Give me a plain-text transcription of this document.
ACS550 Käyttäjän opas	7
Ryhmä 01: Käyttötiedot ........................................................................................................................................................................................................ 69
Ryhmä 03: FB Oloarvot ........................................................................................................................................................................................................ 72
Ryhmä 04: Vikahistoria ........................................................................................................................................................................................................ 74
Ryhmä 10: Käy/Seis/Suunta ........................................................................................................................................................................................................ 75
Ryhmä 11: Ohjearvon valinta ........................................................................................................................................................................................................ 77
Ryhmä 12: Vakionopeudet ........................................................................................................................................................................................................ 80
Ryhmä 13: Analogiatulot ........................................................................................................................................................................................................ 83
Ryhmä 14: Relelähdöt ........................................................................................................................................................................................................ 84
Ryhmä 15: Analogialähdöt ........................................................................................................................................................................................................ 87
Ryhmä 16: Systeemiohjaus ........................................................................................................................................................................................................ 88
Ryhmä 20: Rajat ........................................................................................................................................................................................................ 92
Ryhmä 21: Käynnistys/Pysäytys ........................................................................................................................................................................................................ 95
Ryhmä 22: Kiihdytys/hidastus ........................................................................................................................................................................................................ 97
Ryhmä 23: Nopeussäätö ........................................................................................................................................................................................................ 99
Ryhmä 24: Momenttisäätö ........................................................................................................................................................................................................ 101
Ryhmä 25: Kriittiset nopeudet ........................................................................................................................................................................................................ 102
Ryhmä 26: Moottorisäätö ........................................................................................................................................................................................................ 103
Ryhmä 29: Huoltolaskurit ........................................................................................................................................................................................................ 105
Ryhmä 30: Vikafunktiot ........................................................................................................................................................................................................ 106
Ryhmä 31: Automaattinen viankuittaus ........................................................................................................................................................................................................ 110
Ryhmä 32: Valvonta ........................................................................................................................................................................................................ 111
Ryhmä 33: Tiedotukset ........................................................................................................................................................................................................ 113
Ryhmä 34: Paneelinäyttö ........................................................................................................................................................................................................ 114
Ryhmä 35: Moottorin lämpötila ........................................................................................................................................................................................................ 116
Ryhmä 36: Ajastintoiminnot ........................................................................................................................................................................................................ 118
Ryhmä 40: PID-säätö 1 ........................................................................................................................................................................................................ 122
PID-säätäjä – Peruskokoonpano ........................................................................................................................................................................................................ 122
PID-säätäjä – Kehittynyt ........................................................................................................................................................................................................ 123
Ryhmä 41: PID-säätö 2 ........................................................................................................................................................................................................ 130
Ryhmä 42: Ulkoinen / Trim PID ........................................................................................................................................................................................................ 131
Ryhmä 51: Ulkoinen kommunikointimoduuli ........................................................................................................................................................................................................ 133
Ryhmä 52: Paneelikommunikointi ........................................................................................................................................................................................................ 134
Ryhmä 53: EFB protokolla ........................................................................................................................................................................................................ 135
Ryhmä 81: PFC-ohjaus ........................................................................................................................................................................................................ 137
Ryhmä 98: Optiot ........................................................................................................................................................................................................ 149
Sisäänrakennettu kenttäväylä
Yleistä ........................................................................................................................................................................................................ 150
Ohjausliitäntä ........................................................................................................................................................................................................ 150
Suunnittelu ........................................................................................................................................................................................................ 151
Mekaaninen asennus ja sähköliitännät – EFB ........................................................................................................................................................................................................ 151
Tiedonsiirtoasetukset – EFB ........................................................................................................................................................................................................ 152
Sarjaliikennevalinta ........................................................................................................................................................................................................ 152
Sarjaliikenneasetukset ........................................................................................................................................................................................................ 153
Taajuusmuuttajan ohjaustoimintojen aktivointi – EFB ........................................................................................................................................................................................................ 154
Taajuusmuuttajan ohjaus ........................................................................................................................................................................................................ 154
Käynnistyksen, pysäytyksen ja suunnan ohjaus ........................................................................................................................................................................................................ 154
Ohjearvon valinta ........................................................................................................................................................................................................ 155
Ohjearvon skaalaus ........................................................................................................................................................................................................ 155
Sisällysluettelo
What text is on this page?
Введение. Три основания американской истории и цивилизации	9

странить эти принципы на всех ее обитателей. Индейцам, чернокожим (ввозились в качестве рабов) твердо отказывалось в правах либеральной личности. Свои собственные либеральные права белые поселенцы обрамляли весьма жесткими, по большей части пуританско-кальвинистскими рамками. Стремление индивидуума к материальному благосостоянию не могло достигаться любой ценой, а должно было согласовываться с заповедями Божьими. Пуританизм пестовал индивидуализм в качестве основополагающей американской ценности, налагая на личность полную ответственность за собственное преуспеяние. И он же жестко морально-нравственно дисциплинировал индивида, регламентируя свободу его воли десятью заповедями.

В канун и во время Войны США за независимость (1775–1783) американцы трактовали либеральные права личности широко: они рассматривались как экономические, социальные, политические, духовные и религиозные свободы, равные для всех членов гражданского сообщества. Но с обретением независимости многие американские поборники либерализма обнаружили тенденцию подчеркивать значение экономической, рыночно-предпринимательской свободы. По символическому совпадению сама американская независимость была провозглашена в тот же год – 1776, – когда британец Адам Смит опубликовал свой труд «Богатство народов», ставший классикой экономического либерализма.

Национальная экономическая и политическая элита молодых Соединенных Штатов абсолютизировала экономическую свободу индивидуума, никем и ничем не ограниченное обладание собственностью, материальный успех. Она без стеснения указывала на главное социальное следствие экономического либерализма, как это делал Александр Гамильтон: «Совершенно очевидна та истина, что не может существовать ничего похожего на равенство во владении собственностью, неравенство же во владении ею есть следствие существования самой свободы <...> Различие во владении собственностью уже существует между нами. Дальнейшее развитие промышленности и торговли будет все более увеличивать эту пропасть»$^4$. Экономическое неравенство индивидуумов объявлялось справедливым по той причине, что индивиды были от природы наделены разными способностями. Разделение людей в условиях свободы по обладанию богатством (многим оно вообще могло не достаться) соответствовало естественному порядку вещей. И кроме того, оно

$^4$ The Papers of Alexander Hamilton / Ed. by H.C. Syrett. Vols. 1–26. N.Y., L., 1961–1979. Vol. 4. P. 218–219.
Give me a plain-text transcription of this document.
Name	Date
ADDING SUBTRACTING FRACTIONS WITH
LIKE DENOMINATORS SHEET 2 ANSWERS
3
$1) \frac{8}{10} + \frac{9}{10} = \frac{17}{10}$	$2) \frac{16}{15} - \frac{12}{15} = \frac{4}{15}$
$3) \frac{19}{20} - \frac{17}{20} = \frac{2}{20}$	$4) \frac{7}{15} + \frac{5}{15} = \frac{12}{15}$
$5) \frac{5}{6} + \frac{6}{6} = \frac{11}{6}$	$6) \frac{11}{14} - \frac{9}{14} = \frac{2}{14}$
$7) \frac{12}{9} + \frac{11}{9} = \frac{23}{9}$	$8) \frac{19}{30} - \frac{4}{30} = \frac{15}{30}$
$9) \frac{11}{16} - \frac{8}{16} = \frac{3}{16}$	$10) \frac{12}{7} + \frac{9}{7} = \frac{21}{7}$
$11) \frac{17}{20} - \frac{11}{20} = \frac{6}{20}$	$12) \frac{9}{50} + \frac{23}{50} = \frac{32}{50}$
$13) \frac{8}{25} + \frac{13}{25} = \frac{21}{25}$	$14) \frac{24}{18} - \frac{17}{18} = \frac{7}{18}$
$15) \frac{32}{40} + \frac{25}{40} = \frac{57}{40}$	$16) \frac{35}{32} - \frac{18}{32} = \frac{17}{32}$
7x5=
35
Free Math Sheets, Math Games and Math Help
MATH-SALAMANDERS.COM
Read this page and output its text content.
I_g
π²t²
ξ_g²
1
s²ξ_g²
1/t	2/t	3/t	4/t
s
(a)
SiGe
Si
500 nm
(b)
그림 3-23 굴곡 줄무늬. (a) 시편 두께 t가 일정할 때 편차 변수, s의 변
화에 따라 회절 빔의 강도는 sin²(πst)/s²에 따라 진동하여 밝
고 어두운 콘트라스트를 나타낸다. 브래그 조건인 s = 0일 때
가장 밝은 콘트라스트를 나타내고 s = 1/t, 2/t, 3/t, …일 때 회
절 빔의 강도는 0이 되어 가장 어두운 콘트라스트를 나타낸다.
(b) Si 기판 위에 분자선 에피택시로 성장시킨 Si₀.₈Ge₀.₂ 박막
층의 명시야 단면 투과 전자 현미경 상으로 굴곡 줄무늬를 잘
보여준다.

------------------------------------

WHAT YOU NEED TO DO
Return each line among the entries that holds the word "text".

EXERCISE RESULT
Give me a plain-text transcription of this document.
What text is on this page?
Give me a plain-text transcription of this document.
Read this page and output its text content.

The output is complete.